(DATA EXTRACT)
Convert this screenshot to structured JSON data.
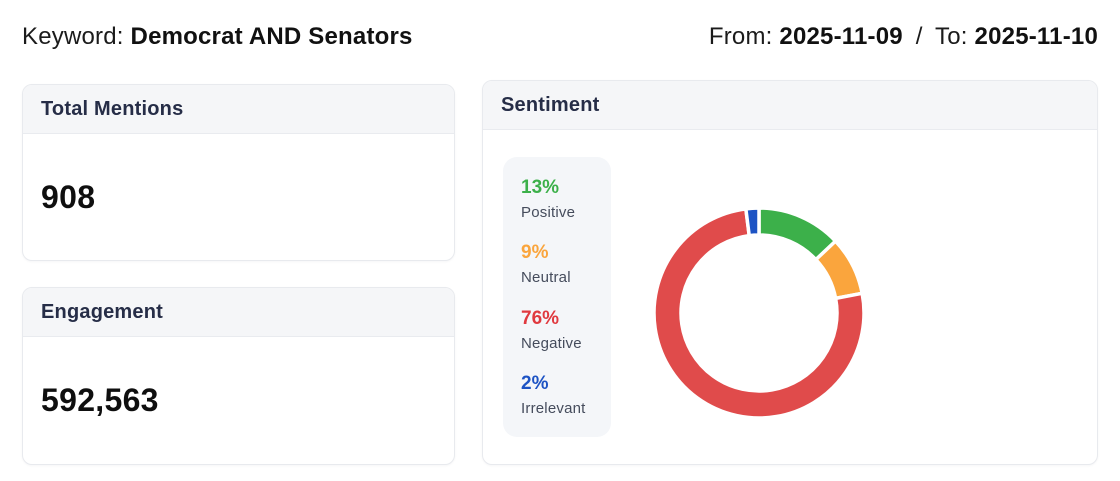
{
  "header": {
    "keyword_label": "Keyword:",
    "keyword_value": "Democrat AND Senators",
    "from_label": "From:",
    "from_date": "2025-11-09",
    "separator": "/",
    "to_label": "To:",
    "to_date": "2025-11-10"
  },
  "cards": {
    "total_mentions": {
      "title": "Total Mentions",
      "value": "908"
    },
    "engagement": {
      "title": "Engagement",
      "value": "592,563"
    },
    "sentiment": {
      "title": "Sentiment"
    }
  },
  "sentiment_legend": [
    {
      "pct": "13%",
      "label": "Positive",
      "color": "#3cb04a"
    },
    {
      "pct": "9%",
      "label": "Neutral",
      "color": "#faa53d"
    },
    {
      "pct": "76%",
      "label": "Negative",
      "color": "#e0393f"
    },
    {
      "pct": "2%",
      "label": "Irrelevant",
      "color": "#1d53c4"
    }
  ],
  "chart_data": {
    "type": "pie",
    "title": "Sentiment",
    "donut": true,
    "categories": [
      "Positive",
      "Neutral",
      "Negative",
      "Irrelevant"
    ],
    "values": [
      13,
      9,
      76,
      2
    ],
    "unit": "%",
    "colors": [
      "#3cb04a",
      "#faa53d",
      "#e04b4b",
      "#1d53c4"
    ],
    "start_angle_deg": 0,
    "direction": "clockwise",
    "legend_position": "left",
    "segment_gap_color": "#ffffff"
  }
}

(TO DO)
Return to the listing above and set it down exactly, leaving out its pictures.

(RESULT FOR THIS EXERCISE)
Convert this screenshot to structured JSON data.
{
  "header": {
    "keyword_label": "Keyword:",
    "keyword_value": "Democrat AND Senators",
    "from_label": "From:",
    "from_date": "2025-11-09",
    "separator": "/",
    "to_label": "To:",
    "to_date": "2025-11-10"
  },
  "cards": {
    "total_mentions": {
      "title": "Total Mentions",
      "value": "908"
    },
    "engagement": {
      "title": "Engagement",
      "value": "592,563"
    },
    "sentiment": {
      "title": "Sentiment"
    }
  },
  "sentiment_legend": [
    {
      "pct": "13%",
      "label": "Positive",
      "color": "#3cb04a"
    },
    {
      "pct": "9%",
      "label": "Neutral",
      "color": "#faa53d"
    },
    {
      "pct": "76%",
      "label": "Negative",
      "color": "#e0393f"
    },
    {
      "pct": "2%",
      "label": "Irrelevant",
      "color": "#1d53c4"
    }
  ],
  "chart_data": {
    "type": "pie",
    "title": "Sentiment",
    "donut": true,
    "categories": [
      "Positive",
      "Neutral",
      "Negative",
      "Irrelevant"
    ],
    "values": [
      13,
      9,
      76,
      2
    ],
    "unit": "%",
    "colors": [
      "#3cb04a",
      "#faa53d",
      "#e04b4b",
      "#1d53c4"
    ],
    "start_angle_deg": 0,
    "direction": "clockwise",
    "legend_position": "left",
    "segment_gap_color": "#ffffff"
  }
}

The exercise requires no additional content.